1. Introduction
Sustainable supply chain management (SSCM) is the embodiment of sustainable concepts in supply chain management, which is driven by the demands of stakeholders to manage the material flow, information flow, and capital flow in supply chain. It also enables managers to strategically and transparently integrate and realize the social, environmental, and economic goals of an organization [
1]. SSCM, which integrates environmental and social concerns into the supply chain, has been widely implemented by firms to face challenges in global sustainability. Elkington [
2] first put forward the triple bottom line for enterprises to encourage the firms to increase their economic leverage through protecting the environment and improving social performance. Environmental challenges place competing demands on enterprises who extend their green effort across their supply chains [
3]. Companies and their extended supply chains are a holistic system, and their management method at the supply chain level is important [
4]. Recent studies have shown that some companies and their suppliers develop sustainable strategies in order to reduce energy consumption and improve materials reuse [
5].

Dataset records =
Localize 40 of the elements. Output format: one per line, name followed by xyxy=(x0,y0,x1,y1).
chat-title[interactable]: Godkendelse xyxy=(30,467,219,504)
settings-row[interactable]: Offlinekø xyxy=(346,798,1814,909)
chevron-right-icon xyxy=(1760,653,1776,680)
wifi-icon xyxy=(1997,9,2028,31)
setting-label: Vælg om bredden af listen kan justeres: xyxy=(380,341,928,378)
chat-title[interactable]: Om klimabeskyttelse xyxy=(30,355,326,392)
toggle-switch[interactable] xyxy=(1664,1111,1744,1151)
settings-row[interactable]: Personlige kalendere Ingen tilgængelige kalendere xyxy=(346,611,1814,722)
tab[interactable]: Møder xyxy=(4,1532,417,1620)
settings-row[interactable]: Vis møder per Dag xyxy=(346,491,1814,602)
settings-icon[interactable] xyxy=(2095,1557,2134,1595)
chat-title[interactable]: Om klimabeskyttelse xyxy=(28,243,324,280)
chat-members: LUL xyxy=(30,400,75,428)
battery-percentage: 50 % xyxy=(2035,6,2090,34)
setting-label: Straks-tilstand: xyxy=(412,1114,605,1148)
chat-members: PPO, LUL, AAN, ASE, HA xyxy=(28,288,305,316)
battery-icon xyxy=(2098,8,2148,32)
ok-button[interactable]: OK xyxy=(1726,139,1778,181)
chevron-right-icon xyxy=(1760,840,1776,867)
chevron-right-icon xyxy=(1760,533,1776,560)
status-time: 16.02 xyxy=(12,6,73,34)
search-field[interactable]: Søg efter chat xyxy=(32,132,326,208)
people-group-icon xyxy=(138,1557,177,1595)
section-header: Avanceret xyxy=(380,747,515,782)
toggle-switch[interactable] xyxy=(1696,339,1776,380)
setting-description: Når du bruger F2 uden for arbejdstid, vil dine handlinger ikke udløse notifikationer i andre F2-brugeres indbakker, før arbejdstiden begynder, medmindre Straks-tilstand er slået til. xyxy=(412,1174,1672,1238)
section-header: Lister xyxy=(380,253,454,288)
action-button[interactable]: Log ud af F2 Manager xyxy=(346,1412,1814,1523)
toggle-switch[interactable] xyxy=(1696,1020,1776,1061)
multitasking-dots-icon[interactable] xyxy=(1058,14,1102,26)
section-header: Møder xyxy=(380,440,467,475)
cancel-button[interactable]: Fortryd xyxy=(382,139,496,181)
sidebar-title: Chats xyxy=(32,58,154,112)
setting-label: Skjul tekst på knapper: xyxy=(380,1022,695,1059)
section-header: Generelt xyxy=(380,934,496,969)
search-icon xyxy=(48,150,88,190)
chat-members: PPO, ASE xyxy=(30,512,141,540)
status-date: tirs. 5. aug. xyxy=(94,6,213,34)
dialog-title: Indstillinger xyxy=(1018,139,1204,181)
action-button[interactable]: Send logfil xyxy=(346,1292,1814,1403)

EXERCISE INSTRUCTIONS =
1 – Name every flow that the supply chain text says sustainable supply chain management is meant to manage.
2 – Return the stretch of the records from their first line through the line that contains "settings-row[interactable]: Offlinekø xyxy=(346,798,1814,909)", copied word for word.
The records have nothing to do with the text about supply chains.

EXPECTED ANSWERS =
1 – Material flow, information flow, and capital flow.

2 –
Localize 40 of the elements. Output format: one per line, name followed by xyxy=(x0,y0,x1,y1).
chat-title[interactable]: Godkendelse xyxy=(30,467,219,504)
settings-row[interactable]: Offlinekø xyxy=(346,798,1814,909)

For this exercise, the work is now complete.